**DATA ROWS**:
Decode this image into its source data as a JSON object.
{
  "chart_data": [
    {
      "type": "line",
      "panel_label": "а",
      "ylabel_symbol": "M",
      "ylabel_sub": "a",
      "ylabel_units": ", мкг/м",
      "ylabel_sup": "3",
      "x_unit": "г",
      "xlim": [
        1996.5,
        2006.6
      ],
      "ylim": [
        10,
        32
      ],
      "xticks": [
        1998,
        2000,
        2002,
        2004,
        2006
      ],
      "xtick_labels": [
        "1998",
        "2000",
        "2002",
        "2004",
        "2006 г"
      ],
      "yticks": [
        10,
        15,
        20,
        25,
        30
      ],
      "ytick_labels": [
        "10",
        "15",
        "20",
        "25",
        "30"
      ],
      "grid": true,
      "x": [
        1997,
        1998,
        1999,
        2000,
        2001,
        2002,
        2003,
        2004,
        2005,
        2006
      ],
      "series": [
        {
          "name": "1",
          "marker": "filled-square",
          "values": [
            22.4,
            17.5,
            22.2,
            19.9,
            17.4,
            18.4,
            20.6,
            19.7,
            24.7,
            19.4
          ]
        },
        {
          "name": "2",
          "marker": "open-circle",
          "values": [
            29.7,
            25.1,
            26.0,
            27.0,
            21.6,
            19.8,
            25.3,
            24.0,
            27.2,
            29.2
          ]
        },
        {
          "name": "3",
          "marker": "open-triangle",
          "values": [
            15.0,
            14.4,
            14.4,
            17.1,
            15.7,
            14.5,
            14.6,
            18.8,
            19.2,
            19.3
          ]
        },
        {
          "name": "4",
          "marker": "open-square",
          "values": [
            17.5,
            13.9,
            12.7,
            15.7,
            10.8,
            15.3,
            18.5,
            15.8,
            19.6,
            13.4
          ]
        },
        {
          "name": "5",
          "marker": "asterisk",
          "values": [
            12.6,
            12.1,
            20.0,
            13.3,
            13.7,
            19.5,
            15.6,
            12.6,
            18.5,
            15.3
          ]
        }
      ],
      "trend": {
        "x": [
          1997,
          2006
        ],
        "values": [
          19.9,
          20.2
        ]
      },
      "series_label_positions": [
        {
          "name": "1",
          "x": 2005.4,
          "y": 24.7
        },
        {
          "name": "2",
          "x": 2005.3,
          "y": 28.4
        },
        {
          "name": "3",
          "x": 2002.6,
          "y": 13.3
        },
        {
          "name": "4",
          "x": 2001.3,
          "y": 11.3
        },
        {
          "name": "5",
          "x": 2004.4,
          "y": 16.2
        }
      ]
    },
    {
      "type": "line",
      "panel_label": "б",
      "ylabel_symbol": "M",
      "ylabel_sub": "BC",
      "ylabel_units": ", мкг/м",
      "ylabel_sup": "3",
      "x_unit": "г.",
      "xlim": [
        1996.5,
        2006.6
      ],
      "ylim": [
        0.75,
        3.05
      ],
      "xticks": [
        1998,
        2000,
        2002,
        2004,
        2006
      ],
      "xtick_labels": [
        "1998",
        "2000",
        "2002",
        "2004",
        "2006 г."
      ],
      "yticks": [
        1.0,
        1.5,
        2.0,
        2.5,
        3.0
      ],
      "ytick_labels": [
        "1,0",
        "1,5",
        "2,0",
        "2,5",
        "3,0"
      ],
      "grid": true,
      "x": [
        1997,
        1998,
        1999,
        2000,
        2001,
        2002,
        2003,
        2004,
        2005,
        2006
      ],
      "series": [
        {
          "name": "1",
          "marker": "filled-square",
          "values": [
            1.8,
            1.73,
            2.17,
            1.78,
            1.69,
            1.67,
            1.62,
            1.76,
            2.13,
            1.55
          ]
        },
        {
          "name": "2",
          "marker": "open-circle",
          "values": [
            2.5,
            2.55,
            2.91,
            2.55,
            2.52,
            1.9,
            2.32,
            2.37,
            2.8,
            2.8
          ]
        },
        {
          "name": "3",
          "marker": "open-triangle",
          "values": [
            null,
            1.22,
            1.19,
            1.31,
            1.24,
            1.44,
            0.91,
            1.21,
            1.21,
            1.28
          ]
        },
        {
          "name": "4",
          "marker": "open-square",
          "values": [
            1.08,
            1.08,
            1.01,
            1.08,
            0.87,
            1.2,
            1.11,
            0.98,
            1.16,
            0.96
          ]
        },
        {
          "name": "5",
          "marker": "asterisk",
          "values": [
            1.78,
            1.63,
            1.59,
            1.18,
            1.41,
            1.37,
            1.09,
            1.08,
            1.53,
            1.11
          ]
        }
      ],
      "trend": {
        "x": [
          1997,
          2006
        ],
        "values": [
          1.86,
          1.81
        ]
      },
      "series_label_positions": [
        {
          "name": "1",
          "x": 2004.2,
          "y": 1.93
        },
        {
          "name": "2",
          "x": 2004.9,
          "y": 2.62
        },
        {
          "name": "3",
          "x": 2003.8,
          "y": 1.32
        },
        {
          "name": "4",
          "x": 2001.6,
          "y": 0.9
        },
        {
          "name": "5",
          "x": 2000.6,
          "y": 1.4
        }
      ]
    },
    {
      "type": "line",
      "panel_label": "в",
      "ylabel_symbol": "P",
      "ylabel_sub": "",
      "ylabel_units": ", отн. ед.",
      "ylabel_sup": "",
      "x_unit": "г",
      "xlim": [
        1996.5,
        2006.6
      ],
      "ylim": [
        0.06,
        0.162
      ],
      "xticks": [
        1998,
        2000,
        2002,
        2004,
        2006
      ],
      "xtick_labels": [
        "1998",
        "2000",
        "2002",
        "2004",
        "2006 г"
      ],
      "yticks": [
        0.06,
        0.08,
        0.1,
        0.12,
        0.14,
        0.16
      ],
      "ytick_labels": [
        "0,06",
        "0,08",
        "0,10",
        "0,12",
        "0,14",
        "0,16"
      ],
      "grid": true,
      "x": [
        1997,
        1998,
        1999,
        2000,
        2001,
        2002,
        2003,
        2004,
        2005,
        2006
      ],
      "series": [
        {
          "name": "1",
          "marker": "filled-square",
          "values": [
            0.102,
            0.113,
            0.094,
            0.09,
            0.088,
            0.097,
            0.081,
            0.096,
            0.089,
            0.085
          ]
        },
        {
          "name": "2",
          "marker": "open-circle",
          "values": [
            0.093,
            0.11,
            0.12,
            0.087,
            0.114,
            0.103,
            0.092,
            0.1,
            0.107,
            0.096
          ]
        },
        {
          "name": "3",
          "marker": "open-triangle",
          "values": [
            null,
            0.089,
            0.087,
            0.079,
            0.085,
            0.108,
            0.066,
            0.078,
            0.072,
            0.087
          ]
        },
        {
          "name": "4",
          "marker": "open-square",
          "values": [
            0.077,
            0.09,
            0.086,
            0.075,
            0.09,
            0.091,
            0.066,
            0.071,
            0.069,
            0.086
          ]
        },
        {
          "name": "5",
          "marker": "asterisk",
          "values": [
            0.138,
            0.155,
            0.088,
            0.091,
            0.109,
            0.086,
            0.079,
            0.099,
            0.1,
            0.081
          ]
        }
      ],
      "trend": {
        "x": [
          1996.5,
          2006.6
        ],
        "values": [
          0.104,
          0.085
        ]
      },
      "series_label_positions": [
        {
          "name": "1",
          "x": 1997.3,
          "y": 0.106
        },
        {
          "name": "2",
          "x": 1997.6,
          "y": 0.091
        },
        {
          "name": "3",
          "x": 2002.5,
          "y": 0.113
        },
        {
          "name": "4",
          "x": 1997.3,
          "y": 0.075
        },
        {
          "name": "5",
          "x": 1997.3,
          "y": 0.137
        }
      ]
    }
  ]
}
* * *
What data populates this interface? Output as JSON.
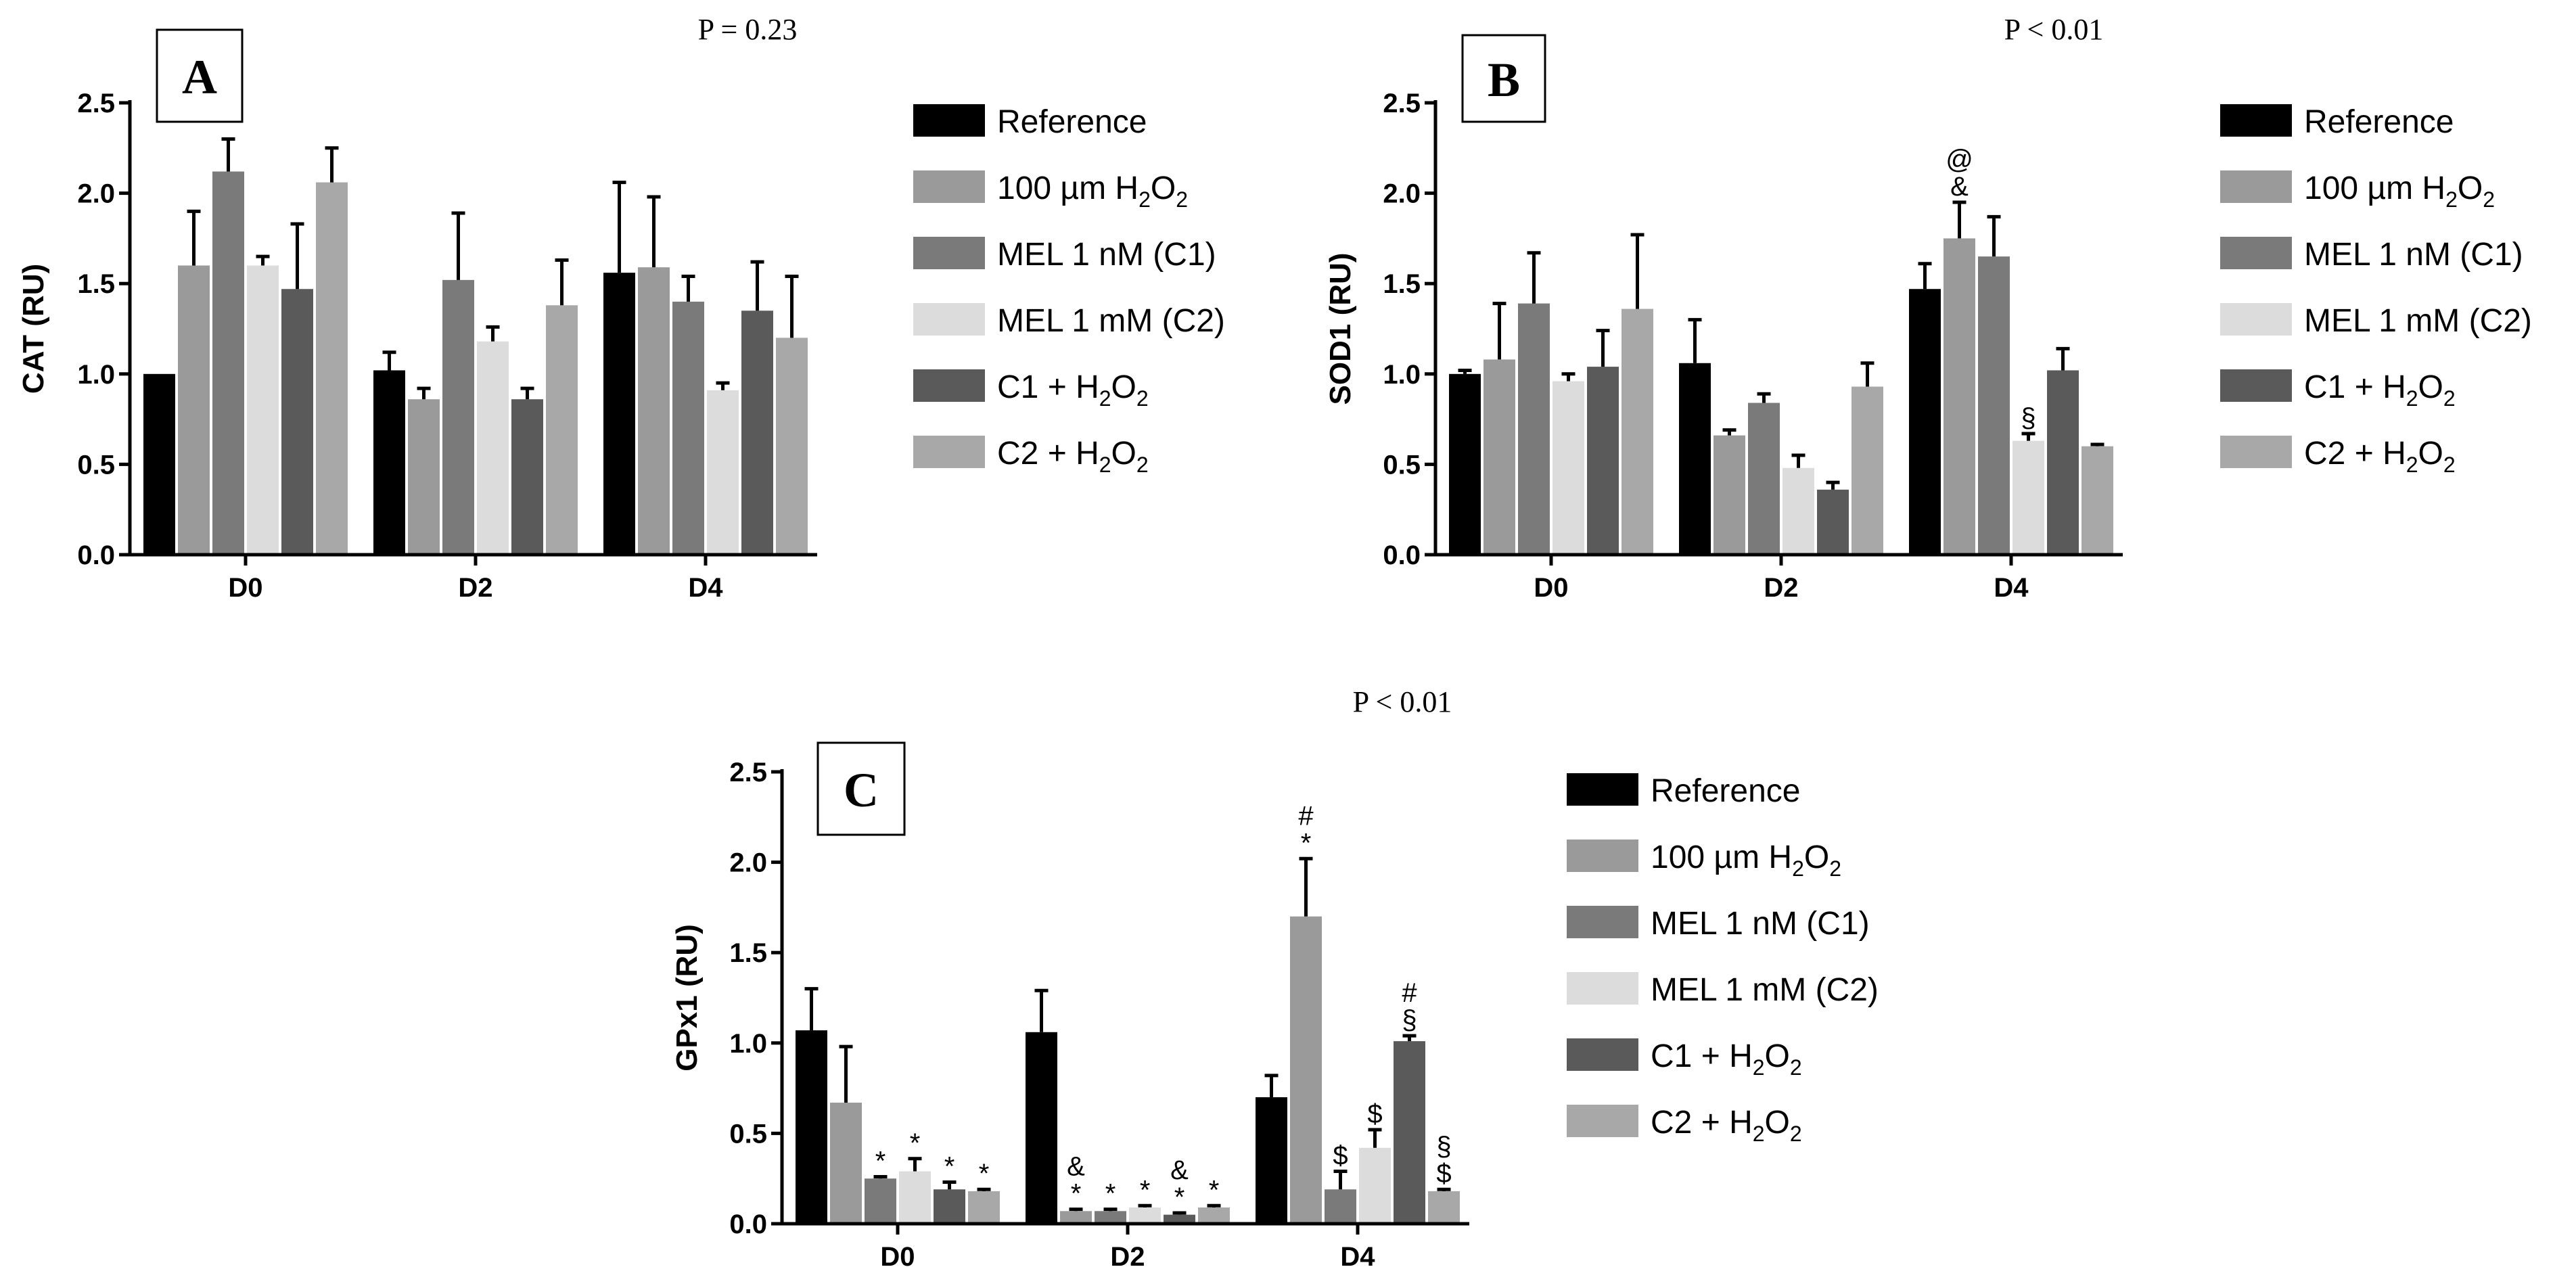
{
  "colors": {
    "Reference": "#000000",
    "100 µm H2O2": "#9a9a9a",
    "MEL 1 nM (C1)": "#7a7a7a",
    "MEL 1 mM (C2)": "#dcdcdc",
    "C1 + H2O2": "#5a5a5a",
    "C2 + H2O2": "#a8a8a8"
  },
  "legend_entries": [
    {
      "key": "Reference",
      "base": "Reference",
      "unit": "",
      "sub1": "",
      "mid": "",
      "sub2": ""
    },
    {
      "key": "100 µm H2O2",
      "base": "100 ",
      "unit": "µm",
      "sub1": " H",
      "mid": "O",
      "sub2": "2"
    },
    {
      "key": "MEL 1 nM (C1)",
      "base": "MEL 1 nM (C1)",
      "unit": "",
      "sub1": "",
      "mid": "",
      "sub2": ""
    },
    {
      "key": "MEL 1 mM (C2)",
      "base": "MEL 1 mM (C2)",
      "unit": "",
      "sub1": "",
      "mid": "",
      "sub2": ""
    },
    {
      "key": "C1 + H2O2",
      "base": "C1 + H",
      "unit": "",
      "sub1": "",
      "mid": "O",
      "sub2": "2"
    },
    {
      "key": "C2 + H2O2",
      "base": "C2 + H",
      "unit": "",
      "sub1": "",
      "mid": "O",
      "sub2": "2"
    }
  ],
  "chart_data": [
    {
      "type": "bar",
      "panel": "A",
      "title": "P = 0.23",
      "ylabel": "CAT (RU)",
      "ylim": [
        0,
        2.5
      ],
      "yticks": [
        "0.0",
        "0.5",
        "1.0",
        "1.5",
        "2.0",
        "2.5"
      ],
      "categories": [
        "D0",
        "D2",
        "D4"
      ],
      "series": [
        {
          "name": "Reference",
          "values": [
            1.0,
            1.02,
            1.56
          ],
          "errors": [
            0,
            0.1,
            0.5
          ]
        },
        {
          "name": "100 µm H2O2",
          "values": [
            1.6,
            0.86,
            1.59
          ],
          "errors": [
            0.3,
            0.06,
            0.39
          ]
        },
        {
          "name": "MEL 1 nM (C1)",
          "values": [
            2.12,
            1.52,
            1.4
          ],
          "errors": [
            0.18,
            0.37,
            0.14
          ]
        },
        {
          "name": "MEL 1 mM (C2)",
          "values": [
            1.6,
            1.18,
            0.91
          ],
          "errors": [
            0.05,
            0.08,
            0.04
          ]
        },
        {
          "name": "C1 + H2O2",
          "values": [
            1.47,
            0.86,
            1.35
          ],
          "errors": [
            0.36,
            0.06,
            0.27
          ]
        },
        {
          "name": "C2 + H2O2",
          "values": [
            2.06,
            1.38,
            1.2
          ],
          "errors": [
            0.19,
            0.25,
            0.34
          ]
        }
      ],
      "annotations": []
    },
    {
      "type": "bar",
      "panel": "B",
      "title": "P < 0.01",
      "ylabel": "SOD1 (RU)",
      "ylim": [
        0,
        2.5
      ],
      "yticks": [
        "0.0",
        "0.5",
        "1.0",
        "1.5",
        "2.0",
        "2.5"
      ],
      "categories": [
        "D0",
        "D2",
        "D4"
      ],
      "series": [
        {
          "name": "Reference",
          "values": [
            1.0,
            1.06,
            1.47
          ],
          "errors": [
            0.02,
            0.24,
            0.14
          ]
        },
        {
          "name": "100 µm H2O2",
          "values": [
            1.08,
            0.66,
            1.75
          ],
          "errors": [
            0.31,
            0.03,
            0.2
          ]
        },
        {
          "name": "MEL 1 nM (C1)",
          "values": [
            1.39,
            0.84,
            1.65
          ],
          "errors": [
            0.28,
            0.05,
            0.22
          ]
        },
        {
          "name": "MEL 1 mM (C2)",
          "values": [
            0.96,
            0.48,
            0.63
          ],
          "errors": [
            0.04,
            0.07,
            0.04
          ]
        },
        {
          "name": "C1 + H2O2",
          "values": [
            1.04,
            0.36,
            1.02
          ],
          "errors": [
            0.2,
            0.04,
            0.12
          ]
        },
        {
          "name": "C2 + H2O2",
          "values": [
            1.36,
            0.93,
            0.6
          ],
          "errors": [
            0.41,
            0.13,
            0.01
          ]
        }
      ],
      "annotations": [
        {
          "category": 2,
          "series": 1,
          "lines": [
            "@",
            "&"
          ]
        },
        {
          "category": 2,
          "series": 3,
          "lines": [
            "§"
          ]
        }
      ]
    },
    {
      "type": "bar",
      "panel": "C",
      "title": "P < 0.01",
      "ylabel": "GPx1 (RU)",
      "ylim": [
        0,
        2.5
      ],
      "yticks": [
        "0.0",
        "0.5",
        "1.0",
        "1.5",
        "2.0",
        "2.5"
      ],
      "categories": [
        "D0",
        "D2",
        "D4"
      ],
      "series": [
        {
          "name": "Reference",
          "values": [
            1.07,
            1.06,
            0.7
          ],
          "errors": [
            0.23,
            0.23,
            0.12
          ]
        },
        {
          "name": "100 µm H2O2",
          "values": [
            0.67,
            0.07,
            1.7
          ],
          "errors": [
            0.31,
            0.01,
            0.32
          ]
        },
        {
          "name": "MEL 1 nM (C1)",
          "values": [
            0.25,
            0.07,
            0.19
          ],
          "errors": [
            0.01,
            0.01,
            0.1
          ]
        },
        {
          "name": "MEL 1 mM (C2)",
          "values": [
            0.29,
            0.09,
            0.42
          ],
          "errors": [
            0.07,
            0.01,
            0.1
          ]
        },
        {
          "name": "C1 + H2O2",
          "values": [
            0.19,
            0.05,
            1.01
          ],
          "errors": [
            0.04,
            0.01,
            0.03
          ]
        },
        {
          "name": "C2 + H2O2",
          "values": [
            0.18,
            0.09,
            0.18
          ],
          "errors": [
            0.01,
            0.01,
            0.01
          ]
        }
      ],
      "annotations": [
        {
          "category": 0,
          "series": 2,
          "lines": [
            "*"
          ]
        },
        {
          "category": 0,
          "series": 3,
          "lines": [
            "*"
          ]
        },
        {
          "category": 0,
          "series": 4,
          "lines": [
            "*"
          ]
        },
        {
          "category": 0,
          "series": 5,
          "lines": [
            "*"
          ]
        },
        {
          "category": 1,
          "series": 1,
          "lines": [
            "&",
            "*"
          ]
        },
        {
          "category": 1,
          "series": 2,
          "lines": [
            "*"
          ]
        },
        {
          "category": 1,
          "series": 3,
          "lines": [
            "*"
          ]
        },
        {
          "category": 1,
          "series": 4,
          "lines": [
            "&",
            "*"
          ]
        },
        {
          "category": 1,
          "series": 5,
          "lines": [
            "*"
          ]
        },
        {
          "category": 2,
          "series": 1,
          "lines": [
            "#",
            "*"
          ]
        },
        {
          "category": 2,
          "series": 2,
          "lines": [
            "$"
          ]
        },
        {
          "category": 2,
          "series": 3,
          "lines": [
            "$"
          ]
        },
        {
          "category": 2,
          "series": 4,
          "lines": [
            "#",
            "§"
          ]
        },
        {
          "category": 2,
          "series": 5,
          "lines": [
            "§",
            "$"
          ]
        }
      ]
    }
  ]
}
* * *
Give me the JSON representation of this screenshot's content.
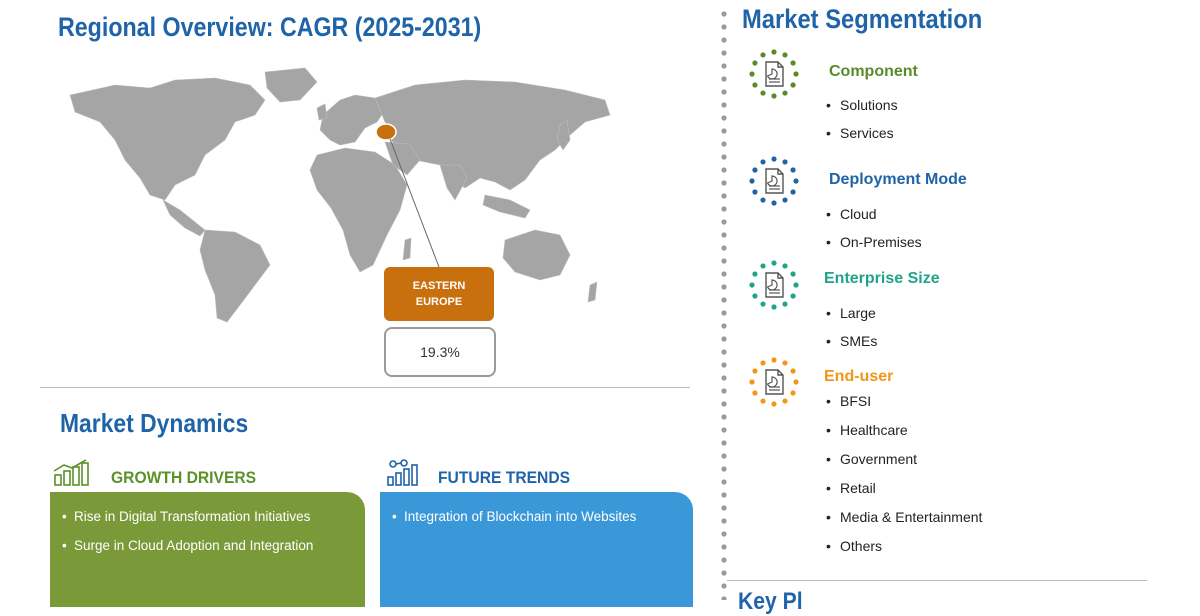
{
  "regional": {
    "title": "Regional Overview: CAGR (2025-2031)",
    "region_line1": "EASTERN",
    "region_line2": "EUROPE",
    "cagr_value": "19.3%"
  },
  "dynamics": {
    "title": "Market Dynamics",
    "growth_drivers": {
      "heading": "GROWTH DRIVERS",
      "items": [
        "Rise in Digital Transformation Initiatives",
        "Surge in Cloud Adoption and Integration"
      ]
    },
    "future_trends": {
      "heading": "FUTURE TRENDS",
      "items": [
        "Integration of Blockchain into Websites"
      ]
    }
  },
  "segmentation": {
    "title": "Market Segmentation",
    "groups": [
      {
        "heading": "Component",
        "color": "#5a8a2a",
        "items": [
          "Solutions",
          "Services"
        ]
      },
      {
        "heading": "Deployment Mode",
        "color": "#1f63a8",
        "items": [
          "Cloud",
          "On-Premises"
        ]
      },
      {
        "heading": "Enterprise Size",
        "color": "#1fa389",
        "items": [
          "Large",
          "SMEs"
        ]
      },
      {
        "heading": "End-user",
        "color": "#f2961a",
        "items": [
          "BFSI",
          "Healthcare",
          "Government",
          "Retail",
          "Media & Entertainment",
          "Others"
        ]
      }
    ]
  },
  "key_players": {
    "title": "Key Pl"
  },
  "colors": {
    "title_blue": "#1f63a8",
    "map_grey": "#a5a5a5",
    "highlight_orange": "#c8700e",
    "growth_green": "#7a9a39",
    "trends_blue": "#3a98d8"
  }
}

**YOUR GOAL**: Look above for lines with the word "base" and copy them all.

**EXERCISE OUTPUT**:
      "base": "Reference",
      "base": "100 ",
      "base": "MEL 1 nM (C1)",
      "base": "MEL 1 mM (C2)",
      "base": "C1 + H",
      "base": "C2 + H",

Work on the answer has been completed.